• **What you are asked to do**
Copy each line that contains the word "progress".

• **Available records**
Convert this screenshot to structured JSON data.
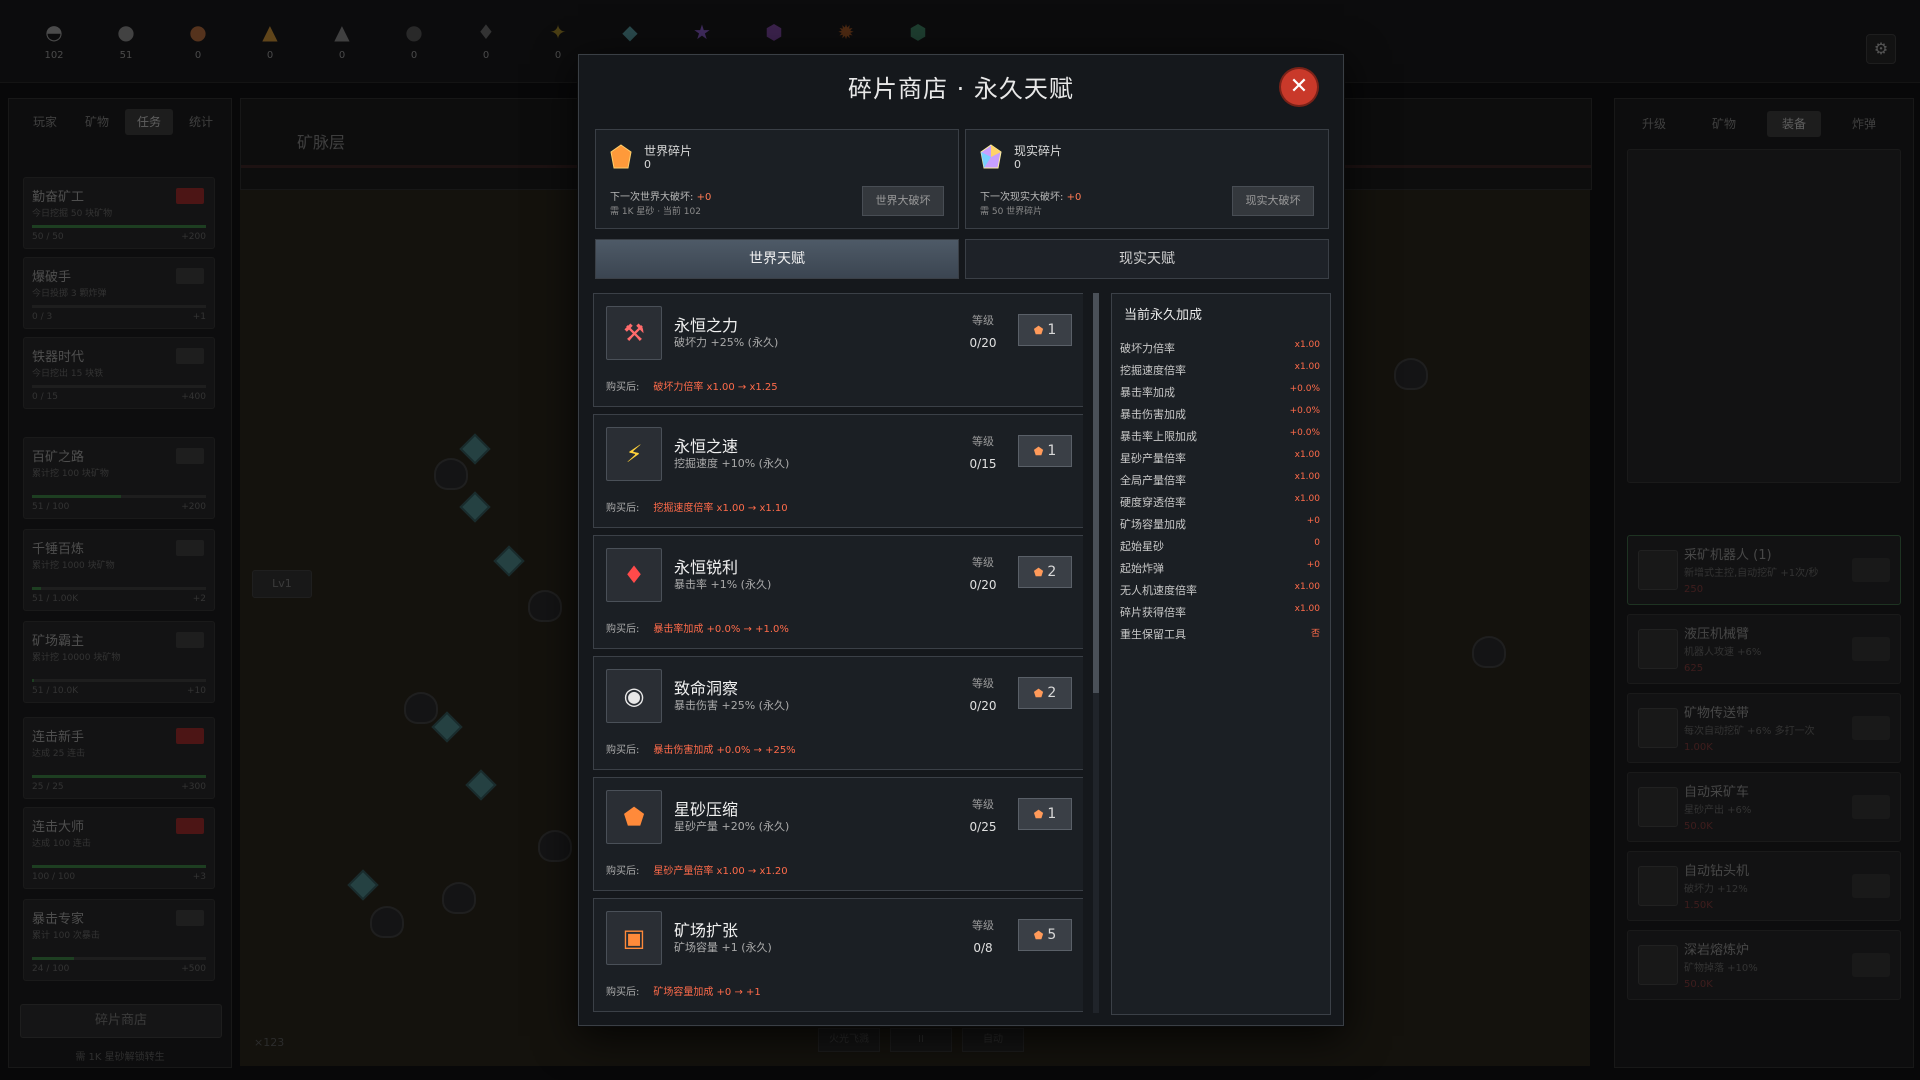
{
  "topbar": {
    "resources": [
      {
        "icon": "hat-icon",
        "glyph": "◓",
        "value": "102",
        "color": "#6c6c6c"
      },
      {
        "icon": "rock-icon",
        "glyph": "●",
        "value": "51",
        "color": "#5f5f5f"
      },
      {
        "icon": "copper-ore-icon",
        "glyph": "●",
        "value": "0",
        "color": "#7a4a2a"
      },
      {
        "icon": "gold-ore-icon",
        "glyph": "▲",
        "value": "0",
        "color": "#8a6326"
      },
      {
        "icon": "spire-icon",
        "glyph": "▲",
        "value": "0",
        "color": "#5c5c5c"
      },
      {
        "icon": "dark-ore-icon",
        "glyph": "●",
        "value": "0",
        "color": "#3b3b3b"
      },
      {
        "icon": "crystal-cluster-icon",
        "glyph": "♦",
        "value": "0",
        "color": "#4a4a4a"
      },
      {
        "icon": "gold-flakes-icon",
        "glyph": "✦",
        "value": "0",
        "color": "#6a5a1e"
      },
      {
        "icon": "diamond-icon",
        "glyph": "◆",
        "value": "",
        "color": "#3d6b6f"
      },
      {
        "icon": "star-icon",
        "glyph": "★",
        "value": "",
        "color": "#5b3e86"
      },
      {
        "icon": "void-gem-icon",
        "glyph": "⬢",
        "value": "",
        "color": "#55316e"
      },
      {
        "icon": "fire-gem-icon",
        "glyph": "✹",
        "value": "",
        "color": "#6e3b1a"
      },
      {
        "icon": "emerald-icon",
        "glyph": "⬢",
        "value": "",
        "color": "#2b5a45"
      }
    ]
  },
  "left": {
    "tabs": [
      "玩家",
      "矿物",
      "任务",
      "统计"
    ],
    "active_tab": "任务",
    "cards": [
      {
        "title": "勤奋矿工",
        "desc": "今日挖掘 50 块矿物",
        "progress": "50 / 50",
        "reward": "+200",
        "red": true,
        "fill": 1.0
      },
      {
        "title": "爆破手",
        "desc": "今日投掷 3 颗炸弹",
        "progress": "0 / 3",
        "reward": "+1",
        "red": false,
        "fill": 0
      },
      {
        "title": "铁器时代",
        "desc": "今日挖出 15 块铁",
        "progress": "0 / 15",
        "reward": "+400",
        "red": false,
        "fill": 0
      },
      {
        "title": "百矿之路",
        "desc": "累计挖 100 块矿物",
        "progress": "51 / 100",
        "reward": "+200",
        "red": false,
        "fill": 0.51
      },
      {
        "title": "千锤百炼",
        "desc": "累计挖 1000 块矿物",
        "progress": "51 / 1.00K",
        "reward": "+2",
        "red": false,
        "fill": 0.05
      },
      {
        "title": "矿场霸主",
        "desc": "累计挖 10000 块矿物",
        "progress": "51 / 10.0K",
        "reward": "+10",
        "red": false,
        "fill": 0.01
      },
      {
        "title": "连击新手",
        "desc": "达成 25 连击",
        "progress": "25 / 25",
        "reward": "+300",
        "red": true,
        "fill": 1.0
      },
      {
        "title": "连击大师",
        "desc": "达成 100 连击",
        "progress": "100 / 100",
        "reward": "+3",
        "red": true,
        "fill": 1.0
      },
      {
        "title": "暴击专家",
        "desc": "累计 100 次暴击",
        "progress": "24 / 100",
        "reward": "+500",
        "red": false,
        "fill": 0.24
      }
    ],
    "shop_button": "碎片商店",
    "shop_hint": "需 1K 星砂解锁转生"
  },
  "center": {
    "layer_name": "矿脉层",
    "level_tag": "Lv1",
    "combo": "×123",
    "bottom_buttons": [
      "火光飞溅",
      "II",
      "自动"
    ]
  },
  "right": {
    "tabs": [
      "升级",
      "矿物",
      "装备",
      "炸弹"
    ],
    "active_tab": "装备",
    "cards": [
      {
        "title": "采矿机器人 (1)",
        "desc": "新增式主控,自动挖矿 +1次/秒",
        "cost": "250"
      },
      {
        "title": "液压机械臂",
        "desc": "机器人攻速 +6%",
        "cost": "625"
      },
      {
        "title": "矿物传送带",
        "desc": "每次自动挖矿 +6% 多打一次",
        "cost": "1.00K"
      },
      {
        "title": "自动采矿车",
        "desc": "星砂产出 +6%",
        "cost": "50.0K"
      },
      {
        "title": "自动钻头机",
        "desc": "破坏力 +12%",
        "cost": "1.50K"
      },
      {
        "title": "深岩熔炼炉",
        "desc": "矿物掉落 +10%",
        "cost": "50.0K"
      }
    ]
  },
  "modal": {
    "title": "碎片商店 · 永久天赋",
    "world": {
      "name": "世界碎片",
      "count": "0",
      "next_label": "下一次世界大破坏:",
      "next_value": "+0",
      "requirement": "需 1K 星砂 · 当前 102",
      "button": "世界大破坏"
    },
    "reality": {
      "name": "现实碎片",
      "count": "0",
      "next_label": "下一次现实大破坏:",
      "next_value": "+0",
      "requirement": "需 50 世界碎片",
      "button": "现实大破坏"
    },
    "tabs": [
      "世界天赋",
      "现实天赋"
    ],
    "level_label": "等级",
    "after_buy_label": "购买后:",
    "talents": [
      {
        "icon": "hammer-icon",
        "glyph": "⚒",
        "glyph_color": "#ff6b6b",
        "name": "永恒之力",
        "desc": "破坏力 +25% (永久)",
        "level": "0/20",
        "cost": "1",
        "after": "破坏力倍率 x1.00 → x1.25"
      },
      {
        "icon": "lightning-icon",
        "glyph": "⚡",
        "glyph_color": "#ffd23a",
        "name": "永恒之速",
        "desc": "挖掘速度 +10% (永久)",
        "level": "0/15",
        "cost": "1",
        "after": "挖掘速度倍率 x1.00 → x1.10"
      },
      {
        "icon": "sword-icon",
        "glyph": "♦",
        "glyph_color": "#ff4a4a",
        "name": "永恒锐利",
        "desc": "暴击率 +1% (永久)",
        "level": "0/20",
        "cost": "2",
        "after": "暴击率加成 +0.0% → +1.0%"
      },
      {
        "icon": "eye-icon",
        "glyph": "◉",
        "glyph_color": "#e8e8e8",
        "name": "致命洞察",
        "desc": "暴击伤害 +25% (永久)",
        "level": "0/20",
        "cost": "2",
        "after": "暴击伤害加成 +0.0% → +25%"
      },
      {
        "icon": "orange-gem-icon",
        "glyph": "⬟",
        "glyph_color": "#ff8a3a",
        "name": "星砂压缩",
        "desc": "星砂产量 +20% (永久)",
        "level": "0/25",
        "cost": "1",
        "after": "星砂产量倍率 x1.00 → x1.20"
      },
      {
        "icon": "capacity-icon",
        "glyph": "▣",
        "glyph_color": "#ff8a3a",
        "name": "矿场扩张",
        "desc": "矿场容量 +1 (永久)",
        "level": "0/8",
        "cost": "5",
        "after": "矿场容量加成 +0 → +1"
      }
    ],
    "bonus": {
      "heading": "当前永久加成",
      "rows": [
        {
          "k": "破坏力倍率",
          "v": "x1.00"
        },
        {
          "k": "挖掘速度倍率",
          "v": "x1.00"
        },
        {
          "k": "暴击率加成",
          "v": "+0.0%"
        },
        {
          "k": "暴击伤害加成",
          "v": "+0.0%"
        },
        {
          "k": "暴击率上限加成",
          "v": "+0.0%"
        },
        {
          "k": "星砂产量倍率",
          "v": "x1.00"
        },
        {
          "k": "全局产量倍率",
          "v": "x1.00"
        },
        {
          "k": "硬度穿透倍率",
          "v": "x1.00"
        },
        {
          "k": "矿场容量加成",
          "v": "+0"
        },
        {
          "k": "起始星砂",
          "v": "0"
        },
        {
          "k": "起始炸弹",
          "v": "+0"
        },
        {
          "k": "无人机速度倍率",
          "v": "x1.00"
        },
        {
          "k": "碎片获得倍率",
          "v": "x1.00"
        },
        {
          "k": "重生保留工具",
          "v": "否"
        }
      ]
    }
  }
}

• **Solution**
        "progress": "50 / 50",
        "progress": "0 / 3",
        "progress": "0 / 15",
        "progress": "51 / 100",
        "progress": "51 / 1.00K",
        "progress": "51 / 10.0K",
        "progress": "25 / 25",
        "progress": "100 / 100",
        "progress": "24 / 100",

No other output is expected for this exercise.